Document page records:
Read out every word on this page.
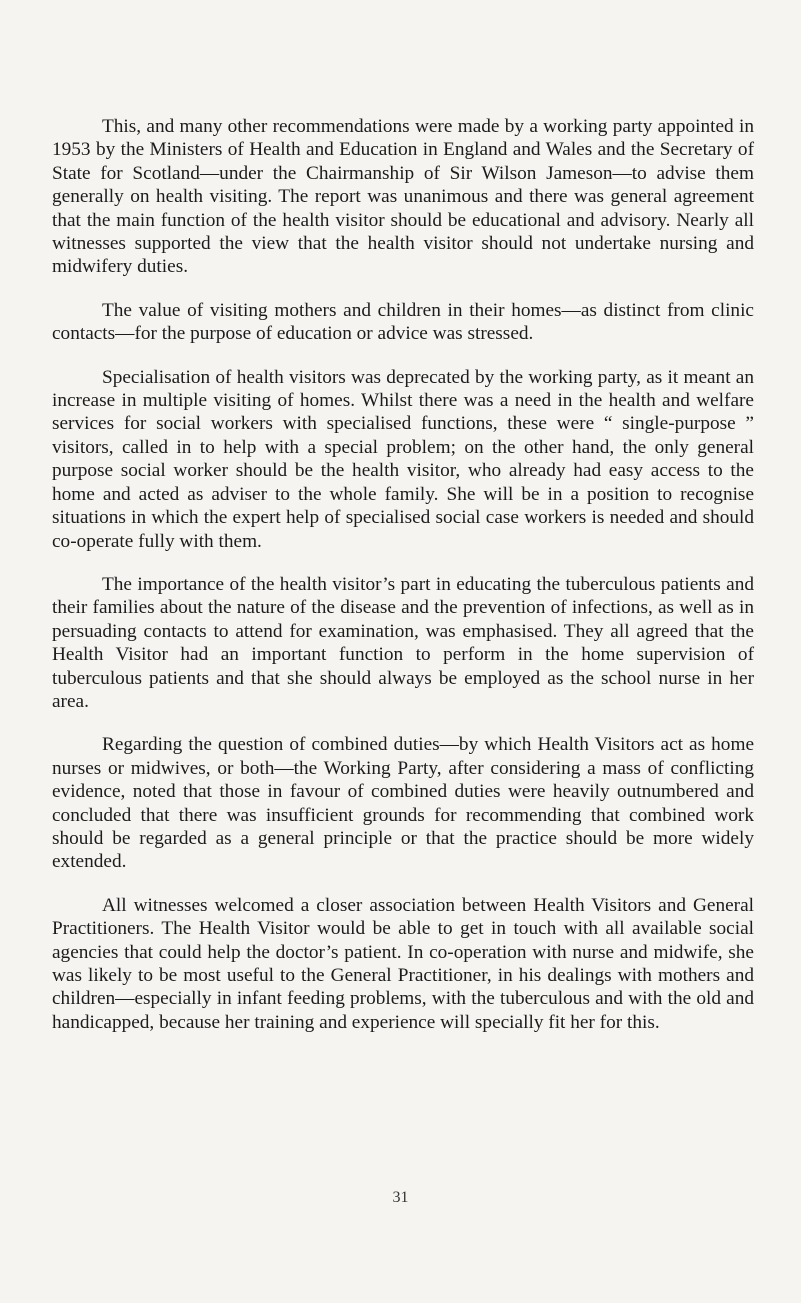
This, and many other recommendations were made by a working party appointed in 1953 by the Ministers of Health and Education in England and Wales and the Secretary of State for Scotland—under the Chairmanship of Sir Wilson Jameson—to advise them generally on health visiting. The report was unanimous and there was general agreement that the main function of the health visitor should be educational and advisory. Nearly all witnesses supported the view that the health visitor should not undertake nursing and midwifery duties.

The value of visiting mothers and children in their homes—as distinct from clinic contacts—for the purpose of education or advice was stressed.

Specialisation of health visitors was deprecated by the working party, as it meant an increase in multiple visiting of homes. Whilst there was a need in the health and welfare services for social workers with specialised functions, these were “ single-purpose ” visitors, called in to help with a special problem; on the other hand, the only general purpose social worker should be the health visitor, who already had easy access to the home and acted as adviser to the whole family. She will be in a position to recognise situations in which the expert help of specialised social case workers is needed and should co-operate fully with them.

The importance of the health visitor’s part in educating the tuberculous patients and their families about the nature of the disease and the prevention of infections, as well as in persuading contacts to attend for examination, was emphasised. They all agreed that the Health Visitor had an important function to perform in the home supervision of tuberculous patients and that she should always be employed as the school nurse in her area.

Regarding the question of combined duties—by which Health Visitors act as home nurses or midwives, or both—the Working Party, after considering a mass of conflicting evidence, noted that those in favour of combined duties were heavily outnumbered and concluded that there was insufficient grounds for recommending that combined work should be regarded as a general principle or that the practice should be more widely extended.

All witnesses welcomed a closer association between Health Visitors and General Practitioners. The Health Visitor would be able to get in touch with all available social agencies that could help the doctor’s patient. In co-operation with nurse and midwife, she was likely to be most useful to the General Practitioner, in his dealings with mothers and children—especially in infant feeding problems, with the tuberculous and with the old and handicapped, because her training and experience will specially fit her for this.

31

- TASK DESCRIPTION -
Would you set down the records exactly, with no pictures included?

- ANSWER SPACE -
Read out every word on this page.
This, and many other recommendations were made by a working party appointed in 1953 by the Ministers of Health and Education in England and Wales and the Secretary of State for Scotland—under the Chairmanship of Sir Wilson Jameson—to advise them generally on health visiting. The report was unanimous and there was general agreement that the main function of the health visitor should be educational and advisory. Nearly all witnesses supported the view that the health visitor should not undertake nursing and midwifery duties.

The value of visiting mothers and children in their homes—as distinct from clinic contacts—for the purpose of education or advice was stressed.

Specialisation of health visitors was deprecated by the working party, as it meant an increase in multiple visiting of homes. Whilst there was a need in the health and welfare services for social workers with specialised functions, these were “ single-purpose ” visitors, called in to help with a special problem; on the other hand, the only general purpose social worker should be the health visitor, who already had easy access to the home and acted as adviser to the whole family. She will be in a position to recognise situations in which the expert help of specialised social case workers is needed and should co-operate fully with them.

The importance of the health visitor’s part in educating the tuberculous patients and their families about the nature of the disease and the prevention of infections, as well as in persuading contacts to attend for examination, was emphasised. They all agreed that the Health Visitor had an important function to perform in the home supervision of tuberculous patients and that she should always be employed as the school nurse in her area.

Regarding the question of combined duties—by which Health Visitors act as home nurses or midwives, or both—the Working Party, after considering a mass of conflicting evidence, noted that those in favour of combined duties were heavily outnumbered and concluded that there was insufficient grounds for recommending that combined work should be regarded as a general principle or that the practice should be more widely extended.

All witnesses welcomed a closer association between Health Visitors and General Practitioners. The Health Visitor would be able to get in touch with all available social agencies that could help the doctor’s patient. In co-operation with nurse and midwife, she was likely to be most useful to the General Practitioner, in his dealings with mothers and children—especially in infant feeding problems, with the tuberculous and with the old and handicapped, because her training and experience will specially fit her for this.

31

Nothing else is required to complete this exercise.